**Exercise brief:**
Write out all the material exactly. Leave nothing out.

* * * *

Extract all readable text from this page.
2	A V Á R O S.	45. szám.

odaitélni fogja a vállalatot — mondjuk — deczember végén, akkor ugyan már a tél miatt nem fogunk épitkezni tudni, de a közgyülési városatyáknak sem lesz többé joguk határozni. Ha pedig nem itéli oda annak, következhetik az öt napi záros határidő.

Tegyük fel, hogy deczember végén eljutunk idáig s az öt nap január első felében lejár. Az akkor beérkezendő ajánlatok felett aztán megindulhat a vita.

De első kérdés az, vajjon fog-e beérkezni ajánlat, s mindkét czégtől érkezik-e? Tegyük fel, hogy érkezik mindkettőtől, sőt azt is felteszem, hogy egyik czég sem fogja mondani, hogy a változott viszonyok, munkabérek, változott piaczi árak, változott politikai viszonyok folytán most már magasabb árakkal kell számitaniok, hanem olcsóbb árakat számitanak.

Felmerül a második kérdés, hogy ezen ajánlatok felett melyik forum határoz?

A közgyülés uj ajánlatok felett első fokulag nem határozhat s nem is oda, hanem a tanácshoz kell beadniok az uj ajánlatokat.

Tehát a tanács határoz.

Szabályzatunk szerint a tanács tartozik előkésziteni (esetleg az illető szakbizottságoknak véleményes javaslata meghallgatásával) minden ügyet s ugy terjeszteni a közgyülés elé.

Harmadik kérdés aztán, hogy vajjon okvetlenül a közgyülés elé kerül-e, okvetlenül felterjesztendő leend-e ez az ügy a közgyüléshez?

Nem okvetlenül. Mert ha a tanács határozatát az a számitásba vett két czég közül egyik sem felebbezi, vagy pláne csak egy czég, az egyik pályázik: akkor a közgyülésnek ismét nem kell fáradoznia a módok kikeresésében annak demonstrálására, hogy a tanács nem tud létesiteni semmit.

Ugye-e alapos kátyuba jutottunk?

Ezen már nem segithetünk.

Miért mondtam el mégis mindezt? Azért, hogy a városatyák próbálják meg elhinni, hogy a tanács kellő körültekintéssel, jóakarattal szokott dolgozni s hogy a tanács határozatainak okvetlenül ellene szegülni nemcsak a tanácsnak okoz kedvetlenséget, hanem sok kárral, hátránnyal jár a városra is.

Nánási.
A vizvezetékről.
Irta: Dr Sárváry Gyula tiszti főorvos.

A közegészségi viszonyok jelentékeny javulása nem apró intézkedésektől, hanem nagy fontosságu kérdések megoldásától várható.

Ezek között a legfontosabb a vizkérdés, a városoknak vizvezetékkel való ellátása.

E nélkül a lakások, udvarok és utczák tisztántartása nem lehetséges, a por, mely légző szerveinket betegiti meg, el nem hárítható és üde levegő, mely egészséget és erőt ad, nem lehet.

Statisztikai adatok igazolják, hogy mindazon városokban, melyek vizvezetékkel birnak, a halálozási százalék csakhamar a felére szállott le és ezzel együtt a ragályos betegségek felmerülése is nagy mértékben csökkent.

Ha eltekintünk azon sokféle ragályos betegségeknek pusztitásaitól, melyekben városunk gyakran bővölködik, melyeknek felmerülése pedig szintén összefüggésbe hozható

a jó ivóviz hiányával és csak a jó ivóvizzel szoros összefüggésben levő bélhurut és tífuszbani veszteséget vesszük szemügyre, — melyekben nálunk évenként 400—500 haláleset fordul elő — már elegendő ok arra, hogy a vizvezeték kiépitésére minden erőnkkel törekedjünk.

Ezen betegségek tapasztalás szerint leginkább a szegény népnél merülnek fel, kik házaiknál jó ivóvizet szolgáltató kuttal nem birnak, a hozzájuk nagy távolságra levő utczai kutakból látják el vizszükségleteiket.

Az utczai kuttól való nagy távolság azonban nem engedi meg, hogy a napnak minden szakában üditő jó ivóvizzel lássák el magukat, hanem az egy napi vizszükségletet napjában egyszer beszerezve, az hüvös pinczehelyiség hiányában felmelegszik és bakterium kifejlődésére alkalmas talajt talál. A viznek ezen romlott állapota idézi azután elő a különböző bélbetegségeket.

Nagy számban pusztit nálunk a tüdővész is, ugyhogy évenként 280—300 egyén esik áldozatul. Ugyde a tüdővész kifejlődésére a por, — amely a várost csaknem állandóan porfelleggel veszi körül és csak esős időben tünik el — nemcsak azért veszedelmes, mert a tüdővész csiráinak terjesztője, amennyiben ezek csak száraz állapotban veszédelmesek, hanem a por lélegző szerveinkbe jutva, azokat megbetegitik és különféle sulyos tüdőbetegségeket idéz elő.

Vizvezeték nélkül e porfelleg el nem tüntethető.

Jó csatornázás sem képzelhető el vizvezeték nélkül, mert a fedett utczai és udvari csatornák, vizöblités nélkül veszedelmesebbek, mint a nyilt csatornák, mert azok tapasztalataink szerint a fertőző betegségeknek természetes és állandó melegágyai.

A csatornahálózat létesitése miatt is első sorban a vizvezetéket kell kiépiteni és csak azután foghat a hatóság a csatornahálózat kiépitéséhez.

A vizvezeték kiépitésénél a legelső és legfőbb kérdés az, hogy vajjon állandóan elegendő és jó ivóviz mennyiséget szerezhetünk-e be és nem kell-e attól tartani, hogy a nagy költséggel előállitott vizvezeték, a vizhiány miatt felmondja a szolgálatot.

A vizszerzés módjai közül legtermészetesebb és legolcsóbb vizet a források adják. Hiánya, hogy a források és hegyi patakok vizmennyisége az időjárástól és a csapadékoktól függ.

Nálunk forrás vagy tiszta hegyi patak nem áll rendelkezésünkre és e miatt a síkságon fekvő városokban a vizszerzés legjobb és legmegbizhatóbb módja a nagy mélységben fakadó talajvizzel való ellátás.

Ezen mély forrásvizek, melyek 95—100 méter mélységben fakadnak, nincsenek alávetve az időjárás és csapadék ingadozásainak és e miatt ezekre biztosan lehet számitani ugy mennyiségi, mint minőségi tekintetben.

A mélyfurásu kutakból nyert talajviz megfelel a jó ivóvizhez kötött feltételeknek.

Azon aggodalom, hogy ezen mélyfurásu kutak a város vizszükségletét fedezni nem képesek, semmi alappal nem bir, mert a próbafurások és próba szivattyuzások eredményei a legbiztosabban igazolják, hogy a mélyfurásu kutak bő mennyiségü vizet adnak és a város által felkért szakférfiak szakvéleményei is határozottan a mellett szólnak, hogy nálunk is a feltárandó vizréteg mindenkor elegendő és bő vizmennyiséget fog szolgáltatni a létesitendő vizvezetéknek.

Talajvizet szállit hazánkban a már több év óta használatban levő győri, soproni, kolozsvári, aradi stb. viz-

* * * *

**Complete output:**
Extract all readable text from this page.
2	A V Á R O S.	45. szám.

odaitélni fogja a vállalatot — mondjuk — deczember végén, akkor ugyan már a tél miatt nem fogunk épitkezni tudni, de a közgyülési városatyáknak sem lesz többé joguk határozni. Ha pedig nem itéli oda annak, következhetik az öt napi záros határidő.

Tegyük fel, hogy deczember végén eljutunk idáig s az öt nap január első felében lejár. Az akkor beérkezendő ajánlatok felett aztán megindulhat a vita.

De első kérdés az, vajjon fog-e beérkezni ajánlat, s mindkét czégtől érkezik-e? Tegyük fel, hogy érkezik mindkettőtől, sőt azt is felteszem, hogy egyik czég sem fogja mondani, hogy a változott viszonyok, munkabérek, változott piaczi árak, változott politikai viszonyok folytán most már magasabb árakkal kell számitaniok, hanem olcsóbb árakat számitanak.

Felmerül a második kérdés, hogy ezen ajánlatok felett melyik forum határoz?

A közgyülés uj ajánlatok felett első fokulag nem határozhat s nem is oda, hanem a tanácshoz kell beadniok az uj ajánlatokat.

Tehát a tanács határoz.

Szabályzatunk szerint a tanács tartozik előkésziteni (esetleg az illető szakbizottságoknak véleményes javaslata meghallgatásával) minden ügyet s ugy terjeszteni a közgyülés elé.

Harmadik kérdés aztán, hogy vajjon okvetlenül a közgyülés elé kerül-e, okvetlenül felterjesztendő leend-e ez az ügy a közgyüléshez?

Nem okvetlenül. Mert ha a tanács határozatát az a számitásba vett két czég közül egyik sem felebbezi, vagy pláne csak egy czég, az egyik pályázik: akkor a közgyülésnek ismét nem kell fáradoznia a módok kikeresésében annak demonstrálására, hogy a tanács nem tud létesiteni semmit.

Ugye-e alapos kátyuba jutottunk?

Ezen már nem segithetünk.

Miért mondtam el mégis mindezt? Azért, hogy a városatyák próbálják meg elhinni, hogy a tanács kellő körültekintéssel, jóakarattal szokott dolgozni s hogy a tanács határozatainak okvetlenül ellene szegülni nemcsak a tanácsnak okoz kedvetlenséget, hanem sok kárral, hátránnyal jár a városra is.

Nánási.
A vizvezetékről.
Irta: Dr Sárváry Gyula tiszti főorvos.

A közegészségi viszonyok jelentékeny javulása nem apró intézkedésektől, hanem nagy fontosságu kérdések megoldásától várható.

Ezek között a legfontosabb a vizkérdés, a városoknak vizvezetékkel való ellátása.

E nélkül a lakások, udvarok és utczák tisztántartása nem lehetséges, a por, mely légző szerveinket betegiti meg, el nem hárítható és üde levegő, mely egészséget és erőt ad, nem lehet.

Statisztikai adatok igazolják, hogy mindazon városokban, melyek vizvezetékkel birnak, a halálozási százalék csakhamar a felére szállott le és ezzel együtt a ragályos betegségek felmerülése is nagy mértékben csökkent.

Ha eltekintünk azon sokféle ragályos betegségeknek pusztitásaitól, melyekben városunk gyakran bővölködik, melyeknek felmerülése pedig szintén összefüggésbe hozható

a jó ivóviz hiányával és csak a jó ivóvizzel szoros összefüggésben levő bélhurut és tífuszbani veszteséget vesszük szemügyre, — melyekben nálunk évenként 400—500 haláleset fordul elő — már elegendő ok arra, hogy a vizvezeték kiépitésére minden erőnkkel törekedjünk.

Ezen betegségek tapasztalás szerint leginkább a szegény népnél merülnek fel, kik házaiknál jó ivóvizet szolgáltató kuttal nem birnak, a hozzájuk nagy távolságra levő utczai kutakból látják el vizszükségleteiket.

Az utczai kuttól való nagy távolság azonban nem engedi meg, hogy a napnak minden szakában üditő jó ivóvizzel lássák el magukat, hanem az egy napi vizszükségletet napjában egyszer beszerezve, az hüvös pinczehelyiség hiányában felmelegszik és bakterium kifejlődésére alkalmas talajt talál. A viznek ezen romlott állapota idézi azután elő a különböző bélbetegségeket.

Nagy számban pusztit nálunk a tüdővész is, ugyhogy évenként 280—300 egyén esik áldozatul. Ugyde a tüdővész kifejlődésére a por, — amely a várost csaknem állandóan porfelleggel veszi körül és csak esős időben tünik el — nemcsak azért veszedelmes, mert a tüdővész csiráinak terjesztője, amennyiben ezek csak száraz állapotban veszédelmesek, hanem a por lélegző szerveinkbe jutva, azokat megbetegitik és különféle sulyos tüdőbetegségeket idéz elő.

Vizvezeték nélkül e porfelleg el nem tüntethető.

Jó csatornázás sem képzelhető el vizvezeték nélkül, mert a fedett utczai és udvari csatornák, vizöblités nélkül veszedelmesebbek, mint a nyilt csatornák, mert azok tapasztalataink szerint a fertőző betegségeknek természetes és állandó melegágyai.

A csatornahálózat létesitése miatt is első sorban a vizvezetéket kell kiépiteni és csak azután foghat a hatóság a csatornahálózat kiépitéséhez.

A vizvezeték kiépitésénél a legelső és legfőbb kérdés az, hogy vajjon állandóan elegendő és jó ivóviz mennyiséget szerezhetünk-e be és nem kell-e attól tartani, hogy a nagy költséggel előállitott vizvezeték, a vizhiány miatt felmondja a szolgálatot.

A vizszerzés módjai közül legtermészetesebb és legolcsóbb vizet a források adják. Hiánya, hogy a források és hegyi patakok vizmennyisége az időjárástól és a csapadékoktól függ.

Nálunk forrás vagy tiszta hegyi patak nem áll rendelkezésünkre és e miatt a síkságon fekvő városokban a vizszerzés legjobb és legmegbizhatóbb módja a nagy mélységben fakadó talajvizzel való ellátás.

Ezen mély forrásvizek, melyek 95—100 méter mélységben fakadnak, nincsenek alávetve az időjárás és csapadék ingadozásainak és e miatt ezekre biztosan lehet számitani ugy mennyiségi, mint minőségi tekintetben.

A mélyfurásu kutakból nyert talajviz megfelel a jó ivóvizhez kötött feltételeknek.

Azon aggodalom, hogy ezen mélyfurásu kutak a város vizszükségletét fedezni nem képesek, semmi alappal nem bir, mert a próbafurások és próba szivattyuzások eredményei a legbiztosabban igazolják, hogy a mélyfurásu kutak bő mennyiségü vizet adnak és a város által felkért szakférfiak szakvéleményei is határozottan a mellett szólnak, hogy nálunk is a feltárandó vizréteg mindenkor elegendő és bő vizmennyiséget fog szolgáltatni a létesitendő vizvezetéknek.

Talajvizet szállit hazánkban a már több év óta használatban levő győri, soproni, kolozsvári, aradi stb. viz-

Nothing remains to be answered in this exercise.